• **Dataset records**:
** START **
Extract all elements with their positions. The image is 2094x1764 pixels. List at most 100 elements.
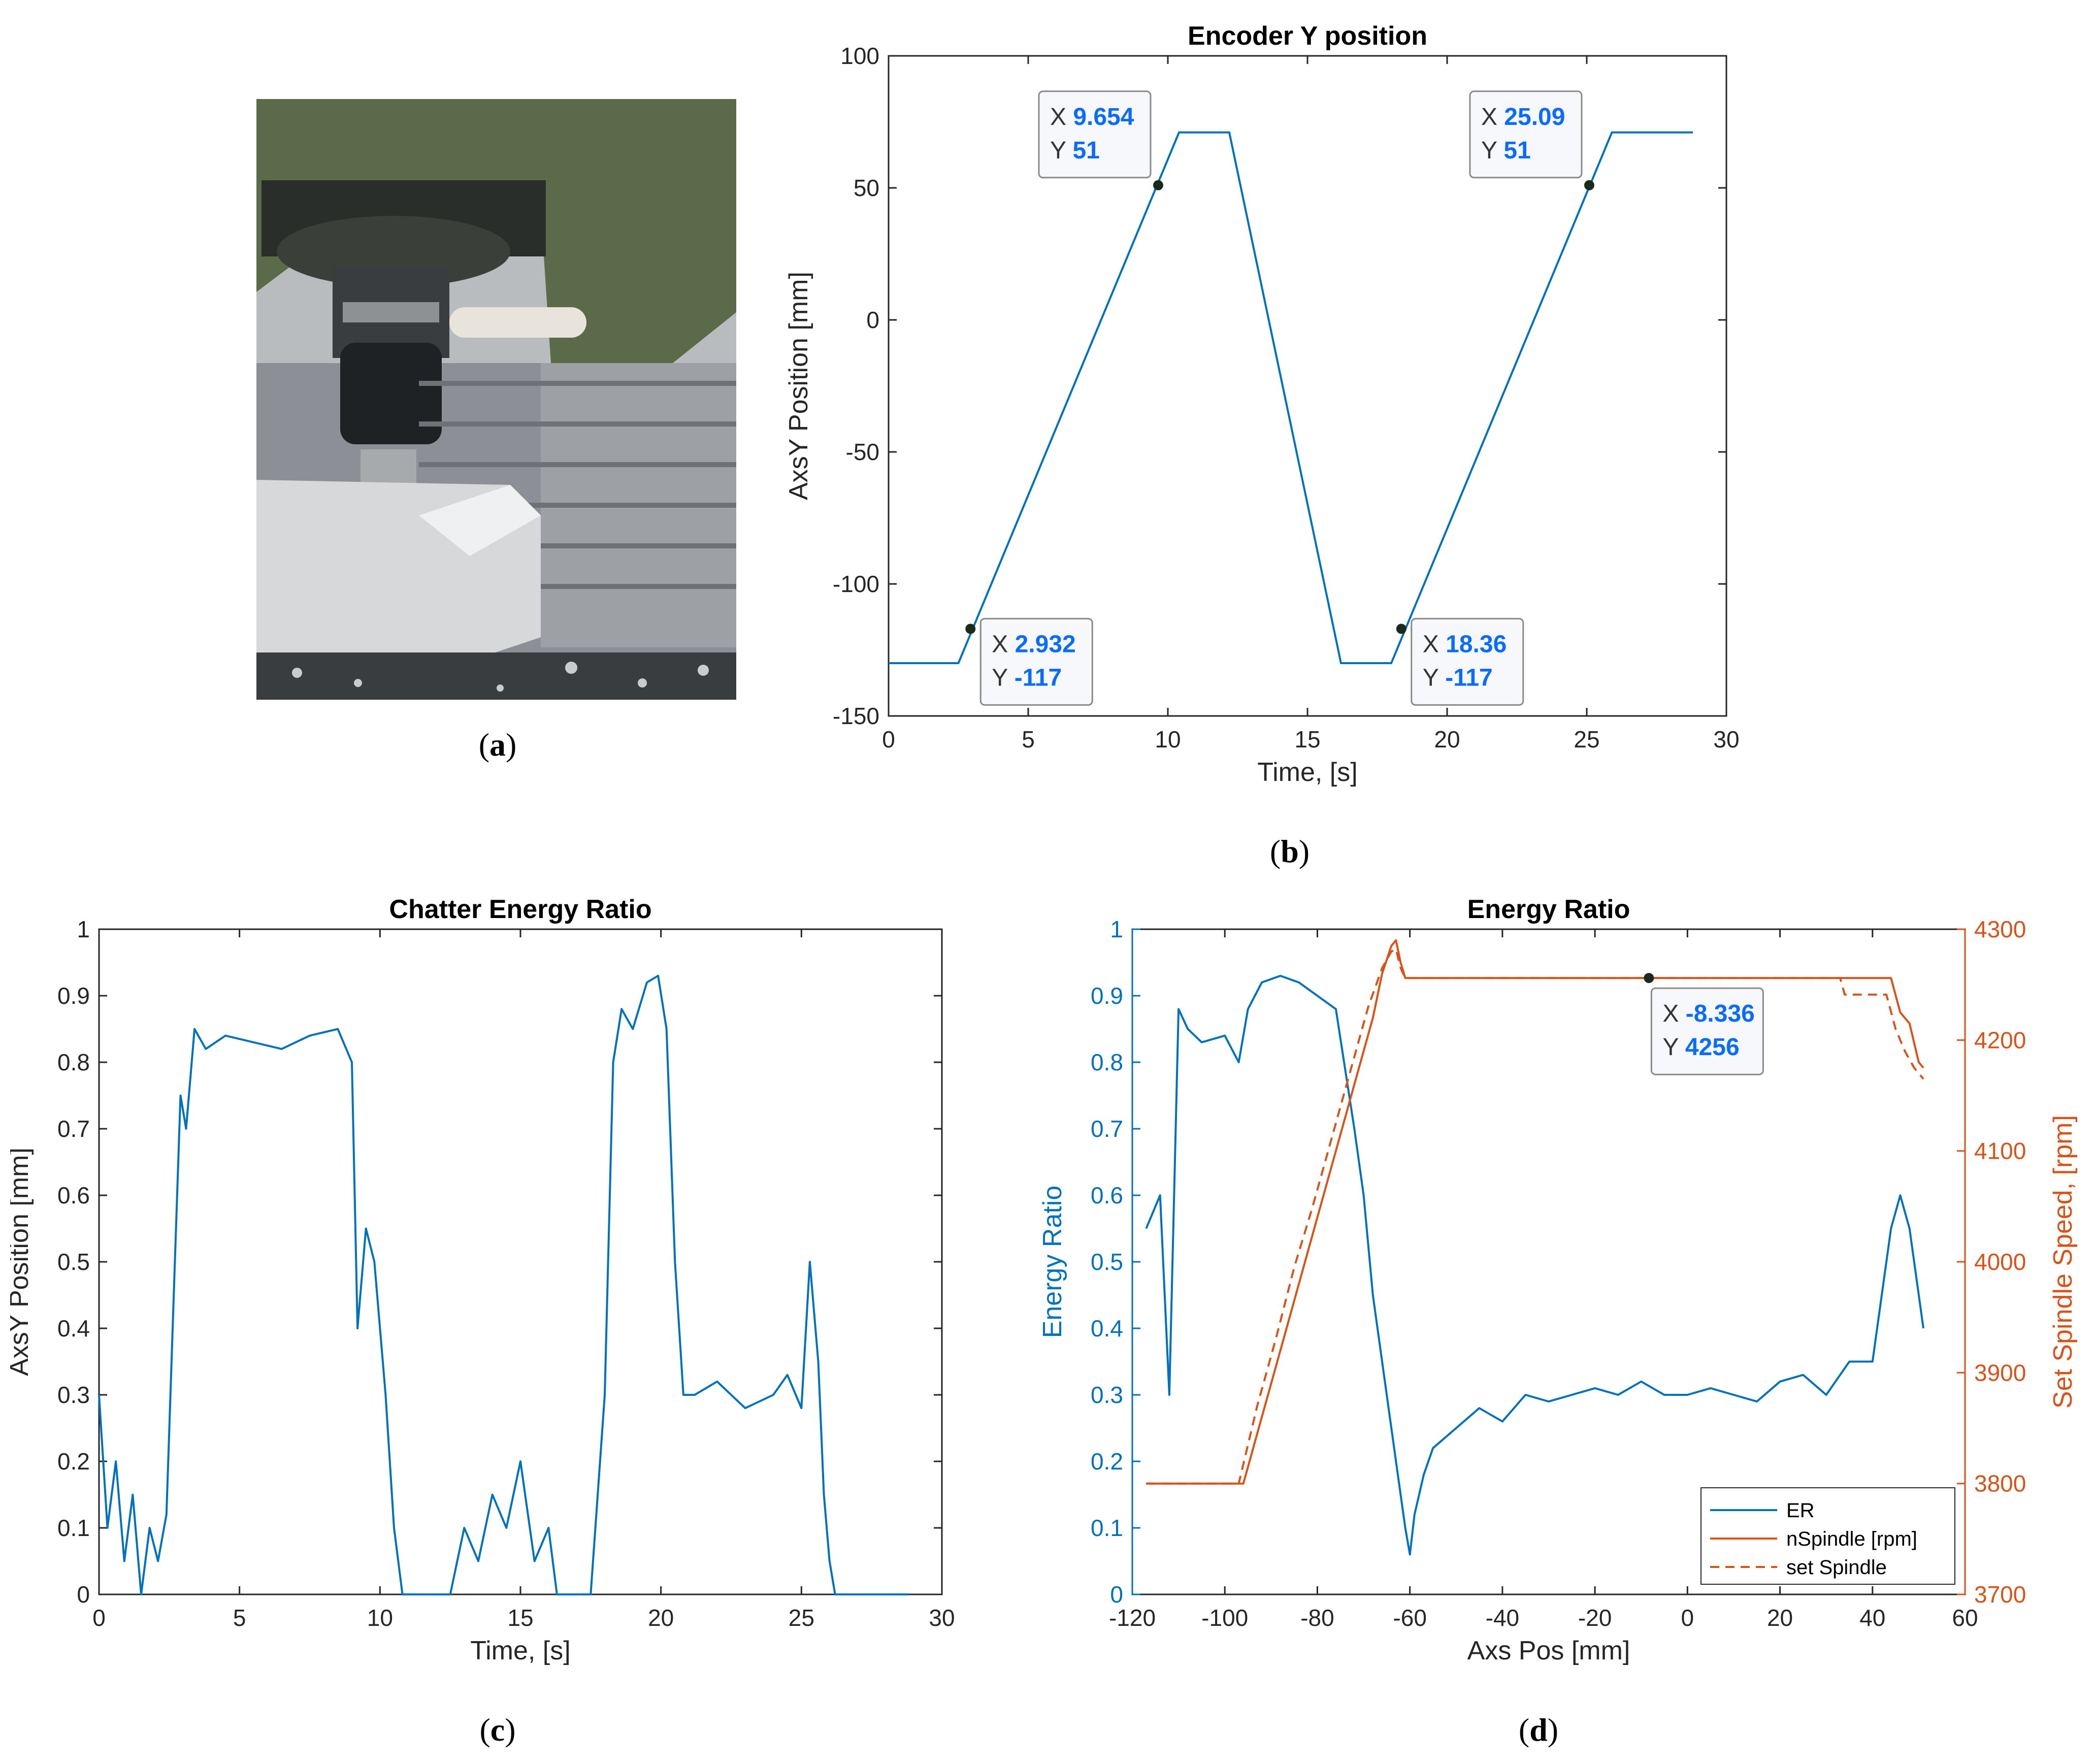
** END **
** START **
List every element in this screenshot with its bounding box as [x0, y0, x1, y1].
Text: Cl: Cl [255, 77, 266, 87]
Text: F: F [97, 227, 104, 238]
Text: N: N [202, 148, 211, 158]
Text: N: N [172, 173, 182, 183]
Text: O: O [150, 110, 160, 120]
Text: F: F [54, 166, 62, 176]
** END **
• **Work required**: Could you write out again the rows running from the line containing "List every element" through the line containing "Text: F: F [54, 166, 62, 176]", swapping "bounding box" for "enclosing rectangle" and changing nothing else?

• **Solution for this task**:
List every element in this screenshot with its enclosing rectangle as [x0, y0, x1, y1].
Text: Cl: Cl [255, 77, 266, 87]
Text: F: F [97, 227, 104, 238]
Text: N: N [202, 148, 211, 158]
Text: N: N [172, 173, 182, 183]
Text: O: O [150, 110, 160, 120]
Text: F: F [54, 166, 62, 176]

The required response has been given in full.